> Exercise brief
Render the items between the line containing "List 23 of the" and the line containing "point bbox=[136, 46, 158, 67]", inclusive, as a numbered list, leaving out any blank lines.

> Entries shown
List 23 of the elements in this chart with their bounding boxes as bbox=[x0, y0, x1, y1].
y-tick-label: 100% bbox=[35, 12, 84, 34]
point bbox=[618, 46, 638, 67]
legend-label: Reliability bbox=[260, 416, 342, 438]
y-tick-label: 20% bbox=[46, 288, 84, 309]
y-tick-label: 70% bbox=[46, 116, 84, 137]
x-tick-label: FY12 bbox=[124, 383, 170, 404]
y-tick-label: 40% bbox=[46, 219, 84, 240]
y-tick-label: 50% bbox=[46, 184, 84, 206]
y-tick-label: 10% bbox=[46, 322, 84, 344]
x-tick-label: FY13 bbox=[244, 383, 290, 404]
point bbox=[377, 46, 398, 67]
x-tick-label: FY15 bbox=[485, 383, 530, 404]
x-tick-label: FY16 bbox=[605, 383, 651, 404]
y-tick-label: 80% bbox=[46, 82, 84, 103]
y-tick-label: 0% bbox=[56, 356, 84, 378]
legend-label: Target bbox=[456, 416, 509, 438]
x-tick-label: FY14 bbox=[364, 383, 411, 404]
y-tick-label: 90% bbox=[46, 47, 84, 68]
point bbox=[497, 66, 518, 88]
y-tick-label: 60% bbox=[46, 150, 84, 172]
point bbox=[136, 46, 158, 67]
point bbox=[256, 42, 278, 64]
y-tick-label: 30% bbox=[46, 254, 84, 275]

...

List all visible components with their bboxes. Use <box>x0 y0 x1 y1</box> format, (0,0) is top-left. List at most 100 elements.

> Answer to the task
1. List 23 of the elements in this chart with their bounding boxes as bbox=[x0, y0, x1, y1].
2. y-tick-label: 100% bbox=[35, 12, 84, 34]
3. point bbox=[618, 46, 638, 67]
4. legend-label: Reliability bbox=[260, 416, 342, 438]
5. y-tick-label: 20% bbox=[46, 288, 84, 309]
6. y-tick-label: 70% bbox=[46, 116, 84, 137]
7. x-tick-label: FY12 bbox=[124, 383, 170, 404]
8. y-tick-label: 40% bbox=[46, 219, 84, 240]
9. y-tick-label: 50% bbox=[46, 184, 84, 206]
10. y-tick-label: 10% bbox=[46, 322, 84, 344]
11. x-tick-label: FY13 bbox=[244, 383, 290, 404]
12. point bbox=[377, 46, 398, 67]
13. x-tick-label: FY15 bbox=[485, 383, 530, 404]
14. x-tick-label: FY16 bbox=[605, 383, 651, 404]
15. y-tick-label: 80% bbox=[46, 82, 84, 103]
16. y-tick-label: 0% bbox=[56, 356, 84, 378]
17. legend-label: Target bbox=[456, 416, 509, 438]
18. x-tick-label: FY14 bbox=[364, 383, 411, 404]
19. y-tick-label: 90% bbox=[46, 47, 84, 68]
20. point bbox=[497, 66, 518, 88]
21. y-tick-label: 60% bbox=[46, 150, 84, 172]
22. point bbox=[136, 46, 158, 67]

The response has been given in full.